_EXERCISE PROMPT:_
Retype the data that follows line by line, exactly, and leave its pictures out.

★ ★ ★ ★ ★ ★ ★

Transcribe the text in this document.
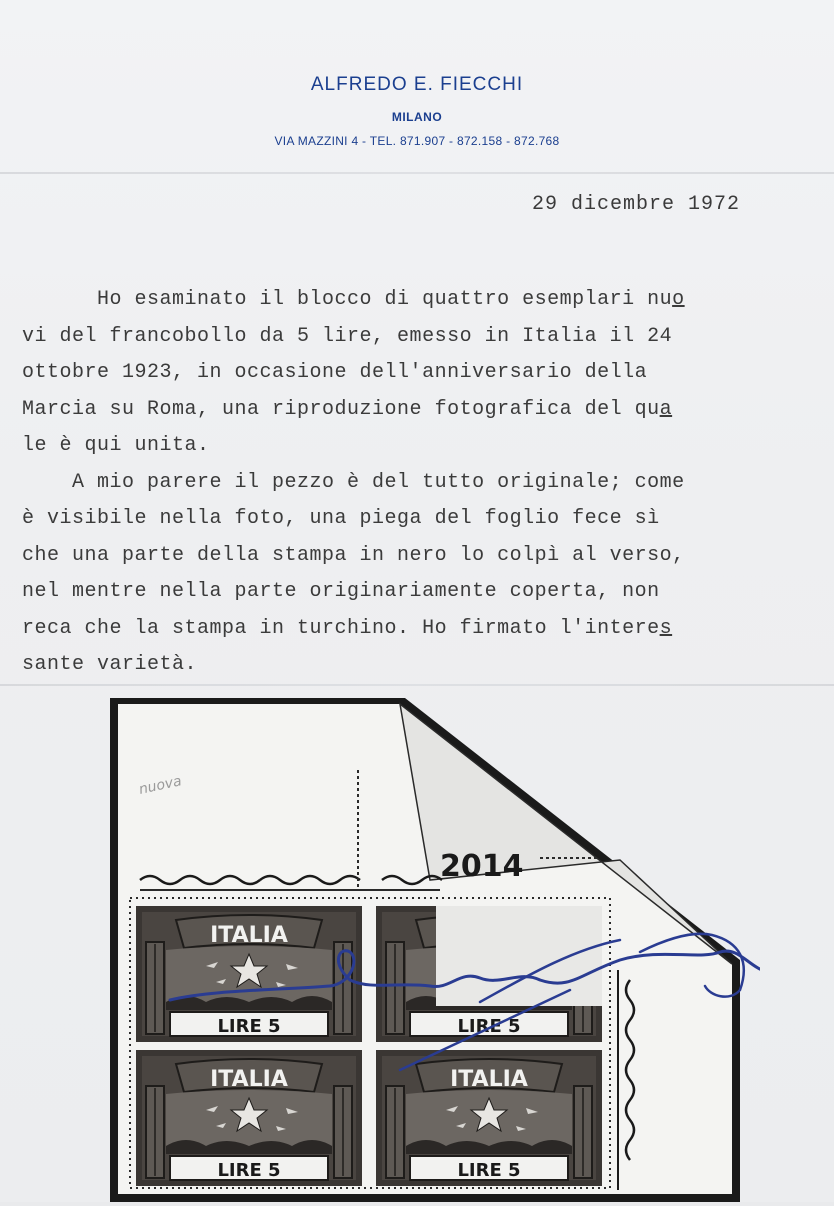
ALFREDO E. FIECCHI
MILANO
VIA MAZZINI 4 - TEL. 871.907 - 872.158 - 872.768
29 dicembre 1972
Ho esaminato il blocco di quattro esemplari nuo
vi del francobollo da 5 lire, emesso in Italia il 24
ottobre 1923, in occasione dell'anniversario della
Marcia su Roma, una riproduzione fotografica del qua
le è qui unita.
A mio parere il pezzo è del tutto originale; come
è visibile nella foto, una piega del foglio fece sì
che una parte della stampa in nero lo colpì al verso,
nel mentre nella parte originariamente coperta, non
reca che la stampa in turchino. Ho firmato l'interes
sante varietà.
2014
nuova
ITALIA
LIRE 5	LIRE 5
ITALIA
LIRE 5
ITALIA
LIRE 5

★ ★ ★ ★ ★ ★ ★

_TASK SOLUTION:_
Transcribe the text in this document.
ALFREDO E. FIECCHI
MILANO
VIA MAZZINI 4 - TEL. 871.907 - 872.158 - 872.768
29 dicembre 1972
Ho esaminato il blocco di quattro esemplari nuo
vi del francobollo da 5 lire, emesso in Italia il 24
ottobre 1923, in occasione dell'anniversario della
Marcia su Roma, una riproduzione fotografica del qua
le è qui unita.
A mio parere il pezzo è del tutto originale; come
è visibile nella foto, una piega del foglio fece sì
che una parte della stampa in nero lo colpì al verso,
nel mentre nella parte originariamente coperta, non
reca che la stampa in turchino. Ho firmato l'interes
sante varietà.
2014
nuova
ITALIA
LIRE 5	LIRE 5
ITALIA
LIRE 5
ITALIA
LIRE 5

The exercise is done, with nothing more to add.